■ **What to do**
Work out how many lines hold the string "Wind". The answer is a single number, nothing more.

■ **Records for this task**
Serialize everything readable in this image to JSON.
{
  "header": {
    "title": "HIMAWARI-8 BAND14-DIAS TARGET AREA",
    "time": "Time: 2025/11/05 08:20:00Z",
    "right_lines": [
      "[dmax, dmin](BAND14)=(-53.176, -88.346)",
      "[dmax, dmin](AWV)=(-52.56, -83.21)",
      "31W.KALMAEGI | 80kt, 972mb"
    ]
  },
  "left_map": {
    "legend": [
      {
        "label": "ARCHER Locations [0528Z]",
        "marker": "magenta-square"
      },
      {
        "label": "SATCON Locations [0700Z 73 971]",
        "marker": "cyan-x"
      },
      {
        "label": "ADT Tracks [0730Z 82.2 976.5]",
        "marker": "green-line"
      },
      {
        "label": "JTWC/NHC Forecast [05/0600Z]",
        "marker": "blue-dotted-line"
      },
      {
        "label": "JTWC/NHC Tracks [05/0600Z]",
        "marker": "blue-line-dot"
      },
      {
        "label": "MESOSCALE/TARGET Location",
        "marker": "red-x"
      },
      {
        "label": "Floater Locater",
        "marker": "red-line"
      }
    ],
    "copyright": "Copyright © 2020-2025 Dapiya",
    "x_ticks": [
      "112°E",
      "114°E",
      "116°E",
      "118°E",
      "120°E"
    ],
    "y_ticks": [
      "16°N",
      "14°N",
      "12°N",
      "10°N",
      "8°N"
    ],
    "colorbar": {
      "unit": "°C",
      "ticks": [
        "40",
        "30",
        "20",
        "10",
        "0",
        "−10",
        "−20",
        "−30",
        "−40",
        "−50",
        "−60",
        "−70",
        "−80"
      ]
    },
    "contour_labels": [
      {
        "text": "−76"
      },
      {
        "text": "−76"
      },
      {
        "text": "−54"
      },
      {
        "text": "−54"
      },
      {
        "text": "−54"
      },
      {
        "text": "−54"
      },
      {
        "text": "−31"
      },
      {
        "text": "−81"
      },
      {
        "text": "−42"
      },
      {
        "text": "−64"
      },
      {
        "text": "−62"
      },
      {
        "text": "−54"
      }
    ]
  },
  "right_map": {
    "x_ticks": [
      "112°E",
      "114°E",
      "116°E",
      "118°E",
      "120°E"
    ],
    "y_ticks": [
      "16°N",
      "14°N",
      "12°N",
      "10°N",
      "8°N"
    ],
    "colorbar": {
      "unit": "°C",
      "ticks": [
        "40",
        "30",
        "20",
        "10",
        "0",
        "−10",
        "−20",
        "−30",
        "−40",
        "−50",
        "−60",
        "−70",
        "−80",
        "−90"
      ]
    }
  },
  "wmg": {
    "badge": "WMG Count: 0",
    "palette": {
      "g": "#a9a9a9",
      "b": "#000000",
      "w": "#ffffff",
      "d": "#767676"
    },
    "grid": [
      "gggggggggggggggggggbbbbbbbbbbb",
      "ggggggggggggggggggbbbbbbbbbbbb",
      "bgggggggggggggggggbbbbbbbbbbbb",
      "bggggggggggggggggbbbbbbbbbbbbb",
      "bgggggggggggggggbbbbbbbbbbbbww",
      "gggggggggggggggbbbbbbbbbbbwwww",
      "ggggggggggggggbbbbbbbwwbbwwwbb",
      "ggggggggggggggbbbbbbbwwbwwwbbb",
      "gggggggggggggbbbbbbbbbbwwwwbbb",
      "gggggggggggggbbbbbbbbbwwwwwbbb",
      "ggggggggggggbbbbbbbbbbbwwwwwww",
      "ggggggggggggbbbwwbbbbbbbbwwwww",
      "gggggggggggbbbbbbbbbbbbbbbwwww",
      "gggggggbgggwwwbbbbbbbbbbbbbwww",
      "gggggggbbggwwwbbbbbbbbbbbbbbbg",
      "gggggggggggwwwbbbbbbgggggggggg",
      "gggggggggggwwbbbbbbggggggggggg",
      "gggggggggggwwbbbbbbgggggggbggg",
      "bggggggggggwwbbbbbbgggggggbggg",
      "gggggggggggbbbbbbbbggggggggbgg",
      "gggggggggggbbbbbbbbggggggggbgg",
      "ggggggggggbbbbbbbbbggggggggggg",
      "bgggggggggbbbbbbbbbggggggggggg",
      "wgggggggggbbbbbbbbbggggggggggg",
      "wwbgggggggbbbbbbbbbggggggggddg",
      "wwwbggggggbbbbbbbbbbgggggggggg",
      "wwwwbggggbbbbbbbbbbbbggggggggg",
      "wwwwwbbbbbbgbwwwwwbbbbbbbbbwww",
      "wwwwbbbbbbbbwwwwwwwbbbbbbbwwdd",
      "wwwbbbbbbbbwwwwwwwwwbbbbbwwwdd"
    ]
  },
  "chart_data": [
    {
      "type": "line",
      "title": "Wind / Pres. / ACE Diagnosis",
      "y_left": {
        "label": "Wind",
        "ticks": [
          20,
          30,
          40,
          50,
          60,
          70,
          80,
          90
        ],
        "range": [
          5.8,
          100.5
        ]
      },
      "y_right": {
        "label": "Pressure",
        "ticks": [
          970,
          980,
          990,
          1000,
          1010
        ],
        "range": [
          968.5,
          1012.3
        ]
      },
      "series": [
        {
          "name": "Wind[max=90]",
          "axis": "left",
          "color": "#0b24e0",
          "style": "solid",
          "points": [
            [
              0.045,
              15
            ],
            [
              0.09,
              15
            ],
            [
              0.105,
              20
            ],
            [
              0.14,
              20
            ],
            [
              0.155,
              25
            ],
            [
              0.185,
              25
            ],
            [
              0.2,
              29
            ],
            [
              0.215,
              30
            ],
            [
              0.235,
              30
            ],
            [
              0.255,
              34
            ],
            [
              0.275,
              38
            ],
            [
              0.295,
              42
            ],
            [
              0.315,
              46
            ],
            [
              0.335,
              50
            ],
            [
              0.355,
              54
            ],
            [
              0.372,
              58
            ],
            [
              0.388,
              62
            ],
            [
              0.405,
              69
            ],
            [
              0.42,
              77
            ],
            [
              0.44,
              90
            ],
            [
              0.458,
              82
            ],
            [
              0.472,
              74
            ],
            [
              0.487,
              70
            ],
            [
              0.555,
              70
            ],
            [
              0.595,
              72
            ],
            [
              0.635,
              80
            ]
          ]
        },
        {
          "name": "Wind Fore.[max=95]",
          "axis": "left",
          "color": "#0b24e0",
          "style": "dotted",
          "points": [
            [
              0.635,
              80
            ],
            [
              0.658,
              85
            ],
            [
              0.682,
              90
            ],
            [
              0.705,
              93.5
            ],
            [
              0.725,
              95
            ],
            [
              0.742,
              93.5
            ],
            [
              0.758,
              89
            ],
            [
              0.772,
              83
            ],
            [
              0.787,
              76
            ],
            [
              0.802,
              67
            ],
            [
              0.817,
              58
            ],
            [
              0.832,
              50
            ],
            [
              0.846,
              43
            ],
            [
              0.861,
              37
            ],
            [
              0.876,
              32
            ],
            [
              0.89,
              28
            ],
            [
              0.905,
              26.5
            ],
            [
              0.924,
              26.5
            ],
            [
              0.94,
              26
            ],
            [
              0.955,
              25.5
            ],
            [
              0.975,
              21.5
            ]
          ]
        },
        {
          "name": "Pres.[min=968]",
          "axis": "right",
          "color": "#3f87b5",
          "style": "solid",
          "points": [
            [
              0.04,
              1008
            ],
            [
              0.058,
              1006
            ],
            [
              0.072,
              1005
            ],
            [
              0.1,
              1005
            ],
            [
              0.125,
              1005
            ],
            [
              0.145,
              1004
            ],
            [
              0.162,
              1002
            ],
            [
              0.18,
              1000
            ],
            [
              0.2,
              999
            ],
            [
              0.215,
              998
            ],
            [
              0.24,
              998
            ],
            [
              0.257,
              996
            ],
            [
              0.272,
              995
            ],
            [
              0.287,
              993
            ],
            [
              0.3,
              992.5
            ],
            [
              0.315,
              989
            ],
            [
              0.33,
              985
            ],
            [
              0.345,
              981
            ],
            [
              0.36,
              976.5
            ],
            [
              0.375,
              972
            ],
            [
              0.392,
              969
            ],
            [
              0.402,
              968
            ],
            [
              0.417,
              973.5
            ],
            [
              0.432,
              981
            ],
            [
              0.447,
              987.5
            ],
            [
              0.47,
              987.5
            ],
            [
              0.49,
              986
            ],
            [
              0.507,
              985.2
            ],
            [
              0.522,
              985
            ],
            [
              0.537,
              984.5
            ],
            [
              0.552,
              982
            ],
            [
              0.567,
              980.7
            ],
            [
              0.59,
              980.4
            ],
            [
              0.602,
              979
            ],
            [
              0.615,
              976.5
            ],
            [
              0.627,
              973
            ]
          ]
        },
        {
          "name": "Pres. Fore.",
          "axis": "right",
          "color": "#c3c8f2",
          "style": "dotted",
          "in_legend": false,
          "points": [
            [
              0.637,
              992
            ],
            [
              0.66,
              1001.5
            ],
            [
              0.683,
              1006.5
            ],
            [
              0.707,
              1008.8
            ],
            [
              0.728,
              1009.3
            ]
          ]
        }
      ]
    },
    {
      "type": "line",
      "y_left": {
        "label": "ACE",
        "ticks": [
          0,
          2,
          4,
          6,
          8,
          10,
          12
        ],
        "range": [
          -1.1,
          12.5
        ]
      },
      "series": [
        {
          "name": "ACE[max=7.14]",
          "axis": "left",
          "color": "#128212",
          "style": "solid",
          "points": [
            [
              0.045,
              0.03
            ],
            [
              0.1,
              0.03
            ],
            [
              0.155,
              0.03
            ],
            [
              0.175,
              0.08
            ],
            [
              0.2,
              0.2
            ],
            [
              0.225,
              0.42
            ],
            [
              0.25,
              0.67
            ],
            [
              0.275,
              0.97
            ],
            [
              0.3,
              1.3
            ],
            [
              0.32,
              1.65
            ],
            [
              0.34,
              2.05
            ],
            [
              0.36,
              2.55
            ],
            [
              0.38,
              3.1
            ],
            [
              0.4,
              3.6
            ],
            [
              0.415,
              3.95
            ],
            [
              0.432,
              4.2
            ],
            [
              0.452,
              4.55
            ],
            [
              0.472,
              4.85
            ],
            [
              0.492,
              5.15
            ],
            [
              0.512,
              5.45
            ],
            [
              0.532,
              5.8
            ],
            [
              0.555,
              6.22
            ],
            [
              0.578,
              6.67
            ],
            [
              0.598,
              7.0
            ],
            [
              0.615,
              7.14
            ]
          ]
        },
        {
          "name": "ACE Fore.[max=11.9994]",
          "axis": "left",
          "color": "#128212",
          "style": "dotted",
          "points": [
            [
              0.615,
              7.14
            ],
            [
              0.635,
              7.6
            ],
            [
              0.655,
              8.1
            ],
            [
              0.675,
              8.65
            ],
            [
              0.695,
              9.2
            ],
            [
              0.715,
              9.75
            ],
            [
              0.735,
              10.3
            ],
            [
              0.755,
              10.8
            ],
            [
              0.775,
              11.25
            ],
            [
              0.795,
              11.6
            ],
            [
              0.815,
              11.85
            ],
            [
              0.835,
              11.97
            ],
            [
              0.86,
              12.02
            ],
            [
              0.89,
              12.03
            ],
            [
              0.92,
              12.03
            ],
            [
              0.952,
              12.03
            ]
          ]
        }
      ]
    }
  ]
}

■ **Final answer**
4